=== Stored data entries ===

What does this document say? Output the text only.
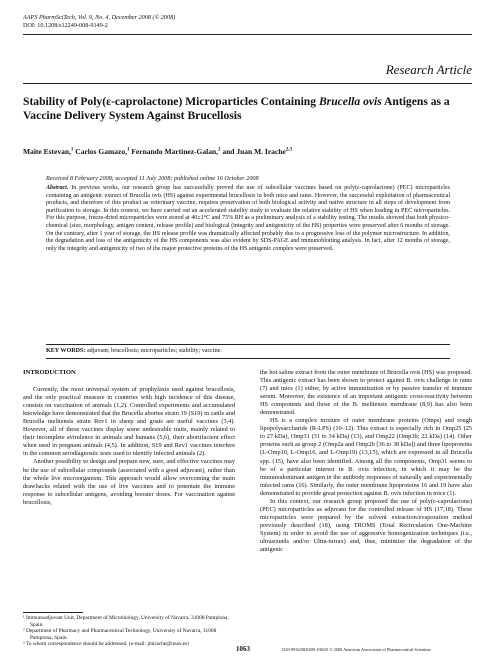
AAPS PharmSciTech, Vol. 9, No. 4, December 2008 (© 2008)
DOI: 10.1208/s12249-008-9149-2
Research Article
Stability of Poly(ε-caprolactone) Microparticles Containing Brucella ovis Antigens as a Vaccine Delivery System Against Brucellosis
Maite Estevan,$^1$ Carlos Gamazo,$^1$ Fernando Martínez-Galan,$^2$ and Juan M. Irache$^{2,3}$
Received 8 February 2008; accepted 11 July 2008; published online 16 October 2008
Abstract. In previous works, our research group has successfully proved the use of subcellular vaccines based on poly(ε-caprolactone) (PEC) microparticles containing an antigenic extract of Brucella ovis (HS) against experimental brucellosis in both mice and rams. However, the successful exploitation of pharmaceutical products, and therefore of this product as veterinary vaccine, requires preservation of both biological activity and native structure in all steps of development from purification to storage. In this context, we have carried out an accelerated stability study to evaluate the relative stability of HS when loading in PEC microparticles. For this purpose, freeze-dried microparticles were stored at 40±1°C and 75% RH as a preliminary analysis of a stability testing. The results showed that both physico-chemical (size, morphology, antigen content, release profile) and biological (integrity and antigenicity of the HS) properties were preserved after 6 months of storage. On the contrary, after 1 year of storage, the HS release profile was dramatically affected probably due to a progressive loss of the polymer microstructure. In addition, the degradation and loss of the antigenicity of the HS components was also evident by SDS-PAGE and immunoblotting analysis. In fact, after 12 months of storage, only the integrity and antigenicity of two of the major protective proteins of the HS antigenic complex were preserved.
KEY WORDS: adjuvant; brucellosis; microparticles; stability; vaccine.
INTRODUCTION

Currently, the most universal system of prophylaxis used against brucellosis, and the only practical measure in countries with high incidence of this disease, consists on vaccination of animals (1,2). Controlled experiments and accumulated knowledge have demonstrated that the Brucella abortus strain 19 (S19) in cattle and Brucella melitensis strain Rev1 in sheep and goats are useful vaccines (3,4). However, all of these vaccines display some undesirable traits, mainly related to their incomplete avirulence in animals and humans (5,6), their abortifacient effect when used in pregnant animals (4,5). In addition, S19 and Rev1 vaccines interfere in the common serodiagnostic tests used to identify infected animals (2).

Another possibility to design and prepare new, sure, and effective vaccines may be the use of subcellular compounds (associated with a good adjuvant), rather than the whole live microorganism. This approach would allow overcoming the main drawbacks related with the use of live vaccines and to potentate the immune response to subcellular antigens, avoiding booster doses. For vaccination against brucellosis,

the hot saline extract from the outer membrane of Brucella ovis (HS) was proposed. This antigenic extract has been shown to protect against B. ovis challenge in rams (7) and mice (1) either, by active immunization or by passive transfer of immune serum. Moreover, the existence of an important antigenic cross-reactivity between HS components and those of the B. melitensis membrane (8,9) has also been demonstrated.

HS is a complex mixture of outer membrane proteins (Omps) and rough lipopolysaccharide (R-LPS) (10–12). This extract is especially rich in Omp25 (25 to 27 kDa), Omp31 (31 to 34 kDa) (13), and Omp22 (Omp3b; 22 kDa) (14). Other proteins such as group 2 (Omp2a and Omp2b [36 to 38 kDa]) and three lipoproteins (L-Omp10, L-Omp16, and L-Omp19) (13,15), which are expressed in all Brucella spp. (15), have also been identified. Among all the components, Omp31 seems to be of a particular interest in B. ovis infection, in which it may be the immunodominant antigen in the antibody responses of naturally and experimentally infected rams (16). Similarly, the outer membrane lipoproteins 16 and 19 have also demonstrated to provide great protection against B. ovis infection in mice (1).

In this context, our research group proposed the use of poly(ε-caprolactone) (PEC) microparticles as adjuvant for the controlled release of HS (17,18). These microparticles were prepared by the solvent extraction/evaporation method previously described (18), using TROMS (Total Recirculation One-Machine System) in order to avoid the use of aggressive homogenization techniques (i.e., ultrasounds and/or Ultra-turrax) and, thus, minimize the degradation of the antigenic

¹ Immunoadjuvant Unit, Department of Microbiology, University of Navarra, 31008 Pamplona, Spain.
² Department of Pharmacy and Pharmaceutical Technology, University of Navarra, 31008 Pamplona, Spain.
³ To whom correspondence should be addressed. (e-mail: jmirache@unav.es)
1063	1530-9932/08/0400-1063/0 © 2008 American Association of Pharmaceutical Scientists
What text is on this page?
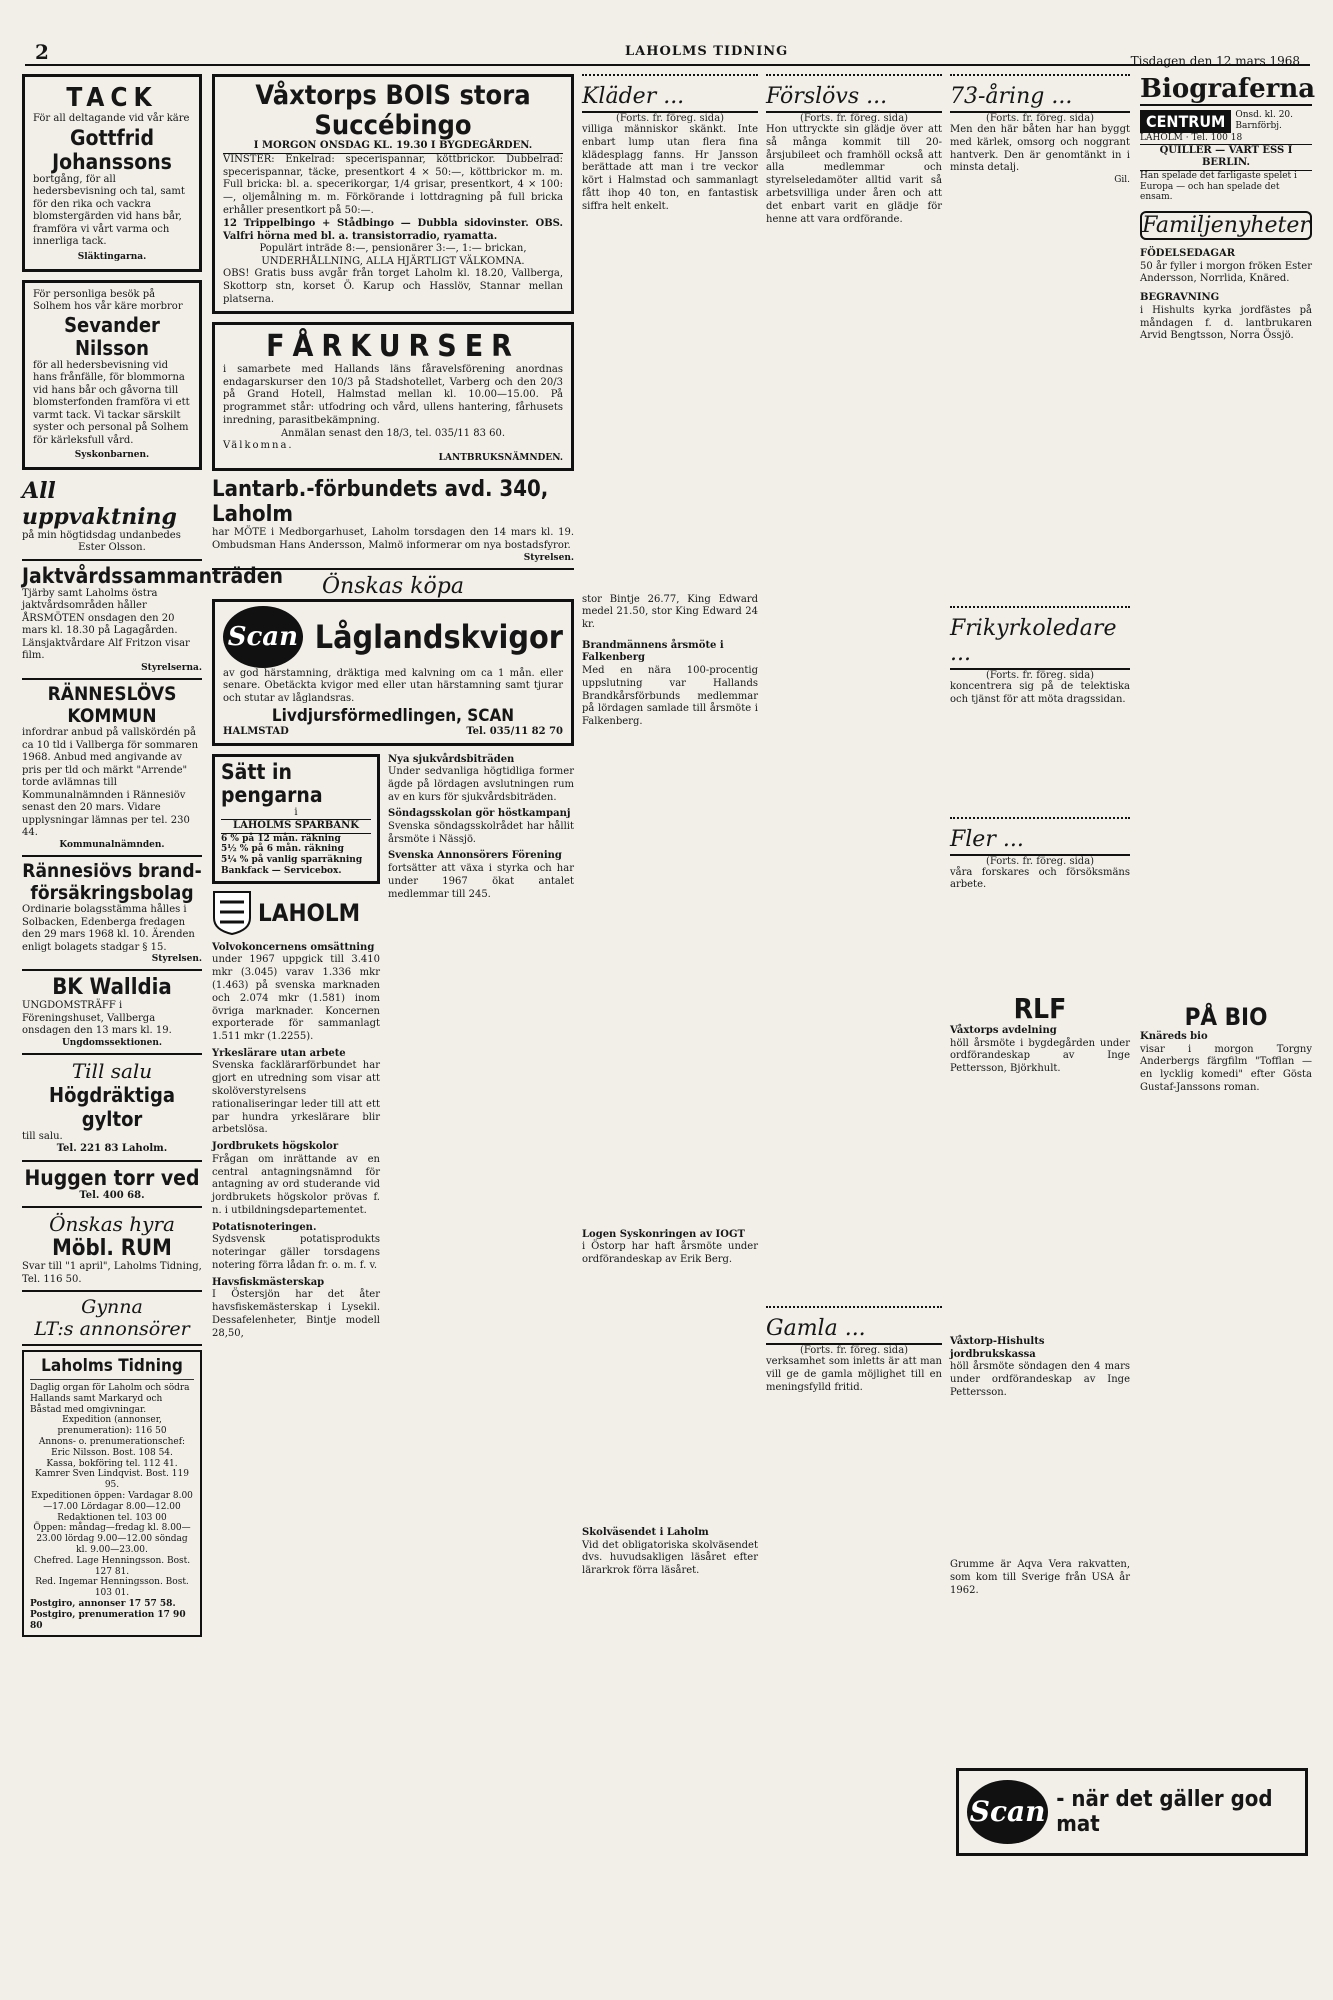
2	LAHOLMS TIDNING
Tisdagen den 12 mars 1968
TACK
För all deltagande vid vår käre
Gottfrid Johanssons
bortgång, för all hedersbevisning och tal, samt för den rika och vackra blomstergärden vid hans bår, framföra vi vårt varma och innerliga tack.
Släktingarna.
För personliga besök på Solhem hos vår käre morbror
Sevander Nilsson
för all hedersbevisning vid hans frånfälle, för blommorna vid hans bår och gåvorna till blomsterfonden framföra vi ett varmt tack. Vi tackar särskilt syster och personal på Solhem för kärleksfull vård.
Syskonbarnen.
All uppvaktning
på min högtidsdag undanbedes
Ester Olsson.
Jaktvårdssammanträden
Tjärby samt Laholms östra jaktvårdsområden håller ÅRSMÖTEN onsdagen den 20 mars kl. 18.30 på Lagagården. Länsjaktvårdare Alf Fritzon visar film.
Styrelserna.
RÄNNESLÖVS KOMMUN
infordrar anbud på vallskördén på ca 10 tld i Vallberga för sommaren 1968. Anbud med angivande av pris per tld och märkt "Arrende" torde avlämnas till Kommunalnämnden i Rännesiöv senast den 20 mars. Vidare upplysningar lämnas per tel. 230 44.
Kommunalnämnden.
Rännesiövs brand-försäkringsbolag
Ordinarie bolagsstämma hålles i Solbacken, Edenberga fredagen den 29 mars 1968 kl. 10. Ärenden enligt bolagets stadgar § 15.
Styrelsen.
BK Walldia
UNGDOMSTRÄFF i Föreningshuset, Vallberga onsdagen den 13 mars kl. 19.
Ungdomssektionen.
Till salu
Högdräktiga gyltor
till salu.
Tel. 221 83 Laholm.
Huggen torr ved
Tel. 400 68.
Önskas hyra
Möbl. RUM
Svar till "1 april", Laholms Tidning, Tel. 116 50.
Gynna
LT:s annonsörer
Laholms Tidning
Daglig organ för Laholm och södra Hallands samt Markaryd och Båstad med omgivningar.
Expedition (annonser, prenumeration): 116 50
Annons- o. prenumerationschef: Eric Nilsson. Bost. 108 54.
Kassa, bokföring tel. 112 41.
Kamrer Sven Lindqvist. Bost. 119 95.
Expeditionen öppen: Vardagar 8.00—17.00 Lördagar 8.00—12.00
Redaktionen tel. 103 00
Öppen: måndag—fredag kl. 8.00—23.00 lördag 9.00—12.00 söndag kl. 9.00—23.00.
Chefred. Lage Henningsson. Bost. 127 81.
Red. Ingemar Henningsson. Bost. 103 01.
Postgiro, annonser 17 57 58. Postgiro, prenumeration 17 90 80
Våxtorps BOIS stora Succébingo
I MORGON ONSDAG KL. 19.30 I BYGDEGÅRDEN.
VINSTER: Enkelrad: specerispannar, köttbrickor. Dubbelrad: specerispannar, täcke, presentkort 4 × 50:—, köttbrickor m. m. Full bricka: bl. a. specerikorgar, 1/4 grisar, presentkort, 4 × 100:—, oljemålning m. m. Förkörande i lottdragning på full bricka erhåller presentkort på 50:—.
12 Trippelbingo + Stådbingo — Dubbla sidovinster. OBS. Valfri hörna med bl. a. transistorradio, ryamatta.
Populärt inträde 8:—, pensionärer 3:—, 1:— brickan, UNDERHÅLLNING, ALLA HJÄRTLIGT VÄLKOMNA.
OBS! Gratis buss avgår från torget Laholm kl. 18.20, Vallberga, Skottorp stn, korset Ö. Karup och Hasslöv, Stannar mellan platserna.
FÅRKURSER
i samarbete med Hallands läns fåravelsförening anordnas endagarskurser den 10/3 på Stadshotellet, Varberg och den 20/3 på Grand Hotell, Halmstad mellan kl. 10.00—15.00. På programmet står: utfodring och vård, ullens hantering, fårhusets inredning, parasitbekämpning.
Anmälan senast den 18/3, tel. 035/11 83 60.
Välkomna.
LANTBRUKSNÄMNDEN.
Lantarb.-förbundets avd. 340, Laholm
har MÖTE i Medborgarhuset, Laholm torsdagen den 14 mars kl. 19. Ombudsman Hans Andersson, Malmö informerar om nya bostadsfyror.
Styrelsen.
Önskas köpa
Scan Låglandskvigor
av god härstamning, dräktiga med kalvning om ca 1 mån. eller senare. Obetäckta kvigor med eller utan härstamning samt tjurar och stutar av låglandsras.
Livdjursförmedlingen, SCAN
HALMSTAD	Tel. 035/11 82 70
Sätt in pengarna
i
LAHOLMS SPARBANK
6 % på 12 mån. räkning
5½ % på 6 mån. räkning
5¼ % på vanlig sparräkning
Bankfack — Servicebox.
LAHOLM
Volvokoncernens omsättning
under 1967 uppgick till 3.410 mkr (3.045) varav 1.336 mkr (1.463) på svenska marknaden och 2.074 mkr (1.581) inom övriga marknader. Koncernen exporterade för sammanlagt 1.511 mkr (1.2255).
Yrkeslärare utan arbete
Svenska facklärarförbundet har gjort en utredning som visar att skolöverstyrelsens rationaliseringar leder till att ett par hundra yrkeslärare blir arbetslösa.
Jordbrukets högskolor
Frågan om inrättande av en central antagningsnämnd för antagning av ord studerande vid jordbrukets högskolor prövas f. n. i utbildningsdepartementet.
Potatisnoteringen.
Sydsvensk potatisprodukts noteringar gäller torsdagens notering förra lådan fr. o. m. f. v.
Havsfiskmästerskap
I Östersjön har det åter havsfiskemästerskap i Lysekil. Dessafelenheter, Bintje modell 28,50,
Nya sjukvårdsbiträden
Under sedvanliga högtidliga former ägde på lördagen avslutningen rum av en kurs för sjukvårdsbiträden.
Söndagsskolan gör höstkampanj
Svenska söndagsskolrådet har hållit årsmöte i Nässjö.
Svenska Annonsörers Förening
fortsätter att växa i styrka och har under 1967 ökat antalet medlemmar till 245.
Kläder ...
(Forts. fr. föreg. sida)
villiga människor skänkt. Inte enbart lump utan flera fina klädesplagg fanns. Hr Jansson berättade att man i tre veckor kört i Halmstad och sammanlagt fått ihop 40 ton, en fantastisk siffra helt enkelt.
stor Bintje 26.77, King Edward medel 21.50, stor King Edward 24 kr.
Brandmännens årsmöte i Falkenberg
Med en nära 100-procentig uppslutning var Hallands Brandkårsförbunds medlemmar på lördagen samlade till årsmöte i Falkenberg.
Logen Syskonringen av IOGT
i Östorp har haft årsmöte under ordförandeskap av Erik Berg.
Skolväsendet i Laholm
Vid det obligatoriska skolväsendet dvs. huvudsakligen läsåret efter lärarkrok förra läsåret.
Förslövs ...
(Forts. fr. föreg. sida)
Hon uttryckte sin glädje över att så många kommit till 20-årsjubileet och framhöll också att alla medlemmar och styrelseledamöter alltid varit så arbetsvilliga under åren och att det enbart varit en glädje för henne att vara ordförande.
Gamla ...
(Forts. fr. föreg. sida)
verksamhet som inletts är att man vill ge de gamla möjlighet till en meningsfylld fritid.
73-åring ...
(Forts. fr. föreg. sida)
Men den här båten har han byggt med kärlek, omsorg och noggrant hantverk. Den är genomtänkt in i minsta detalj.
Gil.
Frikyrkoledare ...
(Forts. fr. föreg. sida)
koncentrera sig på de telektiska och tjänst för att möta dragssidan.
Fler ...
(Forts. fr. föreg. sida)
våra forskares och försöksmäns arbete.
RLF
Våxtorps avdelning
höll årsmöte i bygdegården under ordförandeskap av Inge Pettersson, Björkhult.
Våxtorp-Hishults jordbrukskassa
höll årsmöte söndagen den 4 mars under ordförandeskap av Inge Pettersson.
Grumme är Aqva Vera rakvatten, som kom till Sverige från USA år 1962.
Biograferna
CENTRUM	Onsd. kl. 20. Barnförbj.
LAHOLM · Tel. 100 18
QUILLER — VART ESS I BERLIN.
Han spelade det farligaste spelet i Europa — och han spelade det ensam.
Familjenyheter
FÖDELSEDAGAR
50 år fyller i morgon fröken Ester Andersson, Norrlida, Knäred.
BEGRAVNING
i Hishults kyrka jordfästes på måndagen f. d. lantbrukaren Arvid Bengtsson, Norra Össjö.
PÅ BIO
Knäreds bio
visar i morgon Torgny Anderbergs färgfilm "Tofflan — en lycklig komedi" efter Gösta Gustaf-Janssons roman.
Scan - när det gäller god mat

=== Exercise details ===
Where the string "käre" appears in a line of the entries, that line counts; state the total number of such lines and nothing else.

=== Response ===
2